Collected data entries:

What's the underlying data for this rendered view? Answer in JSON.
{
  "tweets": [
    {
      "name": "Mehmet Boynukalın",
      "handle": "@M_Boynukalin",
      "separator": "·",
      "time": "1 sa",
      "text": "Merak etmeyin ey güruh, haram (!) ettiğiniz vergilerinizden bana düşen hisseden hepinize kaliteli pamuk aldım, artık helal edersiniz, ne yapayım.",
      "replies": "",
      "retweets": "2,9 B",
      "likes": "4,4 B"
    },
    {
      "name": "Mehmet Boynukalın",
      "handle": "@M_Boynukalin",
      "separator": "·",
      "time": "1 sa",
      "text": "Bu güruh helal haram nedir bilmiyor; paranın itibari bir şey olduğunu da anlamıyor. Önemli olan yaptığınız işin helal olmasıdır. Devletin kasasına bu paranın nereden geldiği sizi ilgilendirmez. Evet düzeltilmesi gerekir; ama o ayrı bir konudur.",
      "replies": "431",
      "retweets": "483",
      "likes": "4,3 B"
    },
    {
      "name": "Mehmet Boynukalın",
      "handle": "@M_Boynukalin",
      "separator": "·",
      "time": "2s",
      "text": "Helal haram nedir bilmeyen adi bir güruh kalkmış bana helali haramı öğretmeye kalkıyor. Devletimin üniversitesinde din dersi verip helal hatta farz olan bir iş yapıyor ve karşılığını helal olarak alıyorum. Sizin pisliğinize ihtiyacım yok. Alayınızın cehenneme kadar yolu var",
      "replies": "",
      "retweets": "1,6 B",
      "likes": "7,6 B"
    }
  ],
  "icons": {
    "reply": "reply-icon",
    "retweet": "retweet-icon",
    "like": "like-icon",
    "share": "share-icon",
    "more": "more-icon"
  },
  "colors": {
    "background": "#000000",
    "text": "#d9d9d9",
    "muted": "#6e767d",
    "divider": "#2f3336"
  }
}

§ Request
From the listing above, copy every line that holds the string "text".

§ Solution
      "text": "Merak etmeyin ey güruh, haram (!) ettiğiniz vergilerinizden bana düşen hisseden hepinize kaliteli pamuk aldım, artık helal edersiniz, ne yapayım.",
      "text": "Bu güruh helal haram nedir bilmiyor; paranın itibari bir şey olduğunu da anlamıyor. Önemli olan yaptığınız işin helal olmasıdır. Devletin kasasına bu paranın nereden geldiği sizi ilgilendirmez. Evet düzeltilmesi gerekir; ama o ayrı bir konudur.",
      "text": "Helal haram nedir bilmeyen adi bir güruh kalkmış bana helali haramı öğretmeye kalkıyor. Devletimin üniversitesinde din dersi verip helal hatta farz olan bir iş yapıyor ve karşılığını helal olarak alıyorum. Sizin pisliğinize ihtiyacım yok. Alayınızın cehenneme kadar yolu var",
    "text": "#d9d9d9",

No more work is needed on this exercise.